Find the line containing "Enumerate this screenshot's", then output it and every line after it through the end of the listing below, exactly as written.

» Dataset records
----------

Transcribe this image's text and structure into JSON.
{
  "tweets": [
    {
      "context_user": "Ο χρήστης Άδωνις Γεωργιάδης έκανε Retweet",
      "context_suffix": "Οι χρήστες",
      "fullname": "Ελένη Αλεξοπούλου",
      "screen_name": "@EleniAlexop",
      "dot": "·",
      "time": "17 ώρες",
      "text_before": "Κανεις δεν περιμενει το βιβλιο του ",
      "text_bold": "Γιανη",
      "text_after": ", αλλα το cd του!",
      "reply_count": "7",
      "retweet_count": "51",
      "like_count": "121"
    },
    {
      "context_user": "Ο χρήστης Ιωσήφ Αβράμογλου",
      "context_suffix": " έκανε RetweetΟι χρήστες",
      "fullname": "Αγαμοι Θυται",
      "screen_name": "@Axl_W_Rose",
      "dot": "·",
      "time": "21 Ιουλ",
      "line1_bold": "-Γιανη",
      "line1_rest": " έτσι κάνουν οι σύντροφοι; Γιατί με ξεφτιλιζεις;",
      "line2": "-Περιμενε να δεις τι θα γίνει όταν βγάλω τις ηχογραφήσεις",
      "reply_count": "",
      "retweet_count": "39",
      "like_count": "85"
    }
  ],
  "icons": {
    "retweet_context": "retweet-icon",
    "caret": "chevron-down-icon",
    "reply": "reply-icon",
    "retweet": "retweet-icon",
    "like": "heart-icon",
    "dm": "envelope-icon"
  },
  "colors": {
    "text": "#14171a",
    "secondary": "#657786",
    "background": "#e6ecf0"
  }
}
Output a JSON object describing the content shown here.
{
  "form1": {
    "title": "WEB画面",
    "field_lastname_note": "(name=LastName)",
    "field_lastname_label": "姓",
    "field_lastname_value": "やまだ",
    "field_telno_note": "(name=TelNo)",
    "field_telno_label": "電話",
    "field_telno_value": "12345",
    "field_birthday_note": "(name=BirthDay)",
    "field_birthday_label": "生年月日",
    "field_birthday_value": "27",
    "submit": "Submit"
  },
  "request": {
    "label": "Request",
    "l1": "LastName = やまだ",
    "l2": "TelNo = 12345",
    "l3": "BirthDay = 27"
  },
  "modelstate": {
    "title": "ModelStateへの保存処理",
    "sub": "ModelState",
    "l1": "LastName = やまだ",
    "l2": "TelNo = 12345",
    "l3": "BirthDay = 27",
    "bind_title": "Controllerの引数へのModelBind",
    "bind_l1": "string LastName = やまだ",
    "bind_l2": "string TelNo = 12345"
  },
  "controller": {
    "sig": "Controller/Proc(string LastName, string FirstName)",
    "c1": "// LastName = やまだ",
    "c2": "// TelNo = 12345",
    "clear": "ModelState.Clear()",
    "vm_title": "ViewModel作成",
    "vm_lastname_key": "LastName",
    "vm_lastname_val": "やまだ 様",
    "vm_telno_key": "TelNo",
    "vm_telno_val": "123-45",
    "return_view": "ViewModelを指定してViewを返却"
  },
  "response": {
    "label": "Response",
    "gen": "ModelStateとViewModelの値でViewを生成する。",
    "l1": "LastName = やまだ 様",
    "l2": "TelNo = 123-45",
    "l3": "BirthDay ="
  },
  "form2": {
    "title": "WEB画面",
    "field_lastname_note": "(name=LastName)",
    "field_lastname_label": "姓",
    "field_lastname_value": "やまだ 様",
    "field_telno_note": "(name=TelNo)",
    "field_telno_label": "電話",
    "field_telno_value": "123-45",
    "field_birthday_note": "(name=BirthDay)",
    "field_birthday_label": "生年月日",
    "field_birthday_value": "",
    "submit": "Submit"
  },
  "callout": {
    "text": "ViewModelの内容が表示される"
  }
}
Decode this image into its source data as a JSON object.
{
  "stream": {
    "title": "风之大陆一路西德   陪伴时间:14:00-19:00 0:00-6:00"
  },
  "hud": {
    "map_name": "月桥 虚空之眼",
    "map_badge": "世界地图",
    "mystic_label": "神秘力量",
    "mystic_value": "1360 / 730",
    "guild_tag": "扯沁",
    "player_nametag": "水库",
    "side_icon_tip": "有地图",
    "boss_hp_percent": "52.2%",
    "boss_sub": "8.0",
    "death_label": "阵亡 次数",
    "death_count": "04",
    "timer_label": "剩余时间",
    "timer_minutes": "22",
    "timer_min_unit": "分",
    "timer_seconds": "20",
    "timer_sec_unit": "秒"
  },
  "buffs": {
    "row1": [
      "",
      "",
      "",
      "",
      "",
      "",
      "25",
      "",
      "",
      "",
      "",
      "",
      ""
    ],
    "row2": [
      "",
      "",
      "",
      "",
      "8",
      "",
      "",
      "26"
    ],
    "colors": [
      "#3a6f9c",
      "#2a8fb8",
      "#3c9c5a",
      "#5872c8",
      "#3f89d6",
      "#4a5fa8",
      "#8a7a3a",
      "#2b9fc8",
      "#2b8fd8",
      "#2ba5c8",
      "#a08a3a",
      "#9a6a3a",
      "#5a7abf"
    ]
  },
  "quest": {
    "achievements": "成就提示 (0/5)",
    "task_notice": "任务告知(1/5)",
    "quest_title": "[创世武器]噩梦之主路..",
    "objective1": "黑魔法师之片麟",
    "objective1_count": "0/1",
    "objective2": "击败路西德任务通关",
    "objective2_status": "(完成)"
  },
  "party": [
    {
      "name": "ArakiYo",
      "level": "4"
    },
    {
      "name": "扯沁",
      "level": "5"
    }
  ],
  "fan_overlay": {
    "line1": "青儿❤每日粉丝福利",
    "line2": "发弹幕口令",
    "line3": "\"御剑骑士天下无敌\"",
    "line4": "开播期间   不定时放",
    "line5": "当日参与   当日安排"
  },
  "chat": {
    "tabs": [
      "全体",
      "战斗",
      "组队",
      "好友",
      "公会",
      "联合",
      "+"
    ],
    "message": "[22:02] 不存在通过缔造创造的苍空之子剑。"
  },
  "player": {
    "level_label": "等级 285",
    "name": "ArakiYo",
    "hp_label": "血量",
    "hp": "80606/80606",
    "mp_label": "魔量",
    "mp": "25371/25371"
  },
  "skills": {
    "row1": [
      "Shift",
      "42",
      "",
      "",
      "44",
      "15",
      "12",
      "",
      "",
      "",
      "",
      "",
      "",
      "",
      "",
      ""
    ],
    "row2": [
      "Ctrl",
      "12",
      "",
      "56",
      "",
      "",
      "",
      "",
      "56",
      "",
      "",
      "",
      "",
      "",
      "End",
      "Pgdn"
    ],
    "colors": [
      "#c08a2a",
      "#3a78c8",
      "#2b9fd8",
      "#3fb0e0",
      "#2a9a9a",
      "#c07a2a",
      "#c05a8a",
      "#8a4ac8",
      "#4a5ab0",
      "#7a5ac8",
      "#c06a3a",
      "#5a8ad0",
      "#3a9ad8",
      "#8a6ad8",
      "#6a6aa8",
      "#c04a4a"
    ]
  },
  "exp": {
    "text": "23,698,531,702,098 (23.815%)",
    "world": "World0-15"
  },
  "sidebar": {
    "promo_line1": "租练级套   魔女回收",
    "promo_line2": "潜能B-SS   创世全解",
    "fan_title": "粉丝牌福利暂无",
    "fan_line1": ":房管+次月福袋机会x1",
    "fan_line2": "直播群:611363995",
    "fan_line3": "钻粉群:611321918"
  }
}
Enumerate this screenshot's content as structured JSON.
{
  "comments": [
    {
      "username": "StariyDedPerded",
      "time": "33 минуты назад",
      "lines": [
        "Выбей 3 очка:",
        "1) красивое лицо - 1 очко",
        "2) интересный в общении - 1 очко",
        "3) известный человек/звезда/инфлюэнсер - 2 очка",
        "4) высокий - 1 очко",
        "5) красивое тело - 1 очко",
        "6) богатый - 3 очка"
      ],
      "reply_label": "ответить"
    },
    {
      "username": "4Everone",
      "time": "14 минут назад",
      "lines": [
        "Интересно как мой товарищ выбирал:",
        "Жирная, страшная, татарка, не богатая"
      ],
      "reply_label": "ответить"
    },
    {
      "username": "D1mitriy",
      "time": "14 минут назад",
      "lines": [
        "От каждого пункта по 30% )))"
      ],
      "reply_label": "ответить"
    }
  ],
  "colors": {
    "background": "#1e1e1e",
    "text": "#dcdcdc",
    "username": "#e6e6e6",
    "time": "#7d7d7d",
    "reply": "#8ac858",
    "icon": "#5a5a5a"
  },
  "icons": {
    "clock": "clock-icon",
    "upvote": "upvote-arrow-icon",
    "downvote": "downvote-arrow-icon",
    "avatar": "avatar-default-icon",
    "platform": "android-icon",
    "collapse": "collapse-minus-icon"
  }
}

----------

» Exercise result
Enumerate this screenshot's content as structured JSON.
{
  "comments": [
    {
      "username": "StariyDedPerded",
      "time": "33 минуты назад",
      "lines": [
        "Выбей 3 очка:",
        "1) красивое лицо - 1 очко",
        "2) интересный в общении - 1 очко",
        "3) известный человек/звезда/инфлюэнсер - 2 очка",
        "4) высокий - 1 очко",
        "5) красивое тело - 1 очко",
        "6) богатый - 3 очка"
      ],
      "reply_label": "ответить"
    },
    {
      "username": "4Everone",
      "time": "14 минут назад",
      "lines": [
        "Интересно как мой товарищ выбирал:",
        "Жирная, страшная, татарка, не богатая"
      ],
      "reply_label": "ответить"
    },
    {
      "username": "D1mitriy",
      "time": "14 минут назад",
      "lines": [
        "От каждого пункта по 30% )))"
      ],
      "reply_label": "ответить"
    }
  ],
  "colors": {
    "background": "#1e1e1e",
    "text": "#dcdcdc",
    "username": "#e6e6e6",
    "time": "#7d7d7d",
    "reply": "#8ac858",
    "icon": "#5a5a5a"
  },
  "icons": {
    "clock": "clock-icon",
    "upvote": "upvote-arrow-icon",
    "downvote": "downvote-arrow-icon",
    "avatar": "avatar-default-icon",
    "platform": "android-icon",
    "collapse": "collapse-minus-icon"
  }
}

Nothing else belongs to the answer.